● DIRECTIVE
Quote every entry word for word.

● TASK MATERIAL
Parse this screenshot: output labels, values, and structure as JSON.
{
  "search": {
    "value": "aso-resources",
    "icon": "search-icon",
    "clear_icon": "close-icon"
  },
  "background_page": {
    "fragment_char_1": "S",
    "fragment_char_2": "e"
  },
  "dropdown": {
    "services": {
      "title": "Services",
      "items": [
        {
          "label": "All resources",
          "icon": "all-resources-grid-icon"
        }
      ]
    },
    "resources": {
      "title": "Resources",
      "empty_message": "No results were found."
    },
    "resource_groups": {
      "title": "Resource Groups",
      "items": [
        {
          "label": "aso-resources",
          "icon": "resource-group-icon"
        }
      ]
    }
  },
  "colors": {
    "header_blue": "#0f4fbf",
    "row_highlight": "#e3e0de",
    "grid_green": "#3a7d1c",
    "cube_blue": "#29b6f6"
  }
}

● WORKED ANSWER
Parse this screenshot: output labels, values, and structure as JSON.
{
  "search": {
    "value": "aso-resources",
    "icon": "search-icon",
    "clear_icon": "close-icon"
  },
  "background_page": {
    "fragment_char_1": "S",
    "fragment_char_2": "e"
  },
  "dropdown": {
    "services": {
      "title": "Services",
      "items": [
        {
          "label": "All resources",
          "icon": "all-resources-grid-icon"
        }
      ]
    },
    "resources": {
      "title": "Resources",
      "empty_message": "No results were found."
    },
    "resource_groups": {
      "title": "Resource Groups",
      "items": [
        {
          "label": "aso-resources",
          "icon": "resource-group-icon"
        }
      ]
    }
  },
  "colors": {
    "header_blue": "#0f4fbf",
    "row_highlight": "#e3e0de",
    "grid_green": "#3a7d1c",
    "cube_blue": "#29b6f6"
  }
}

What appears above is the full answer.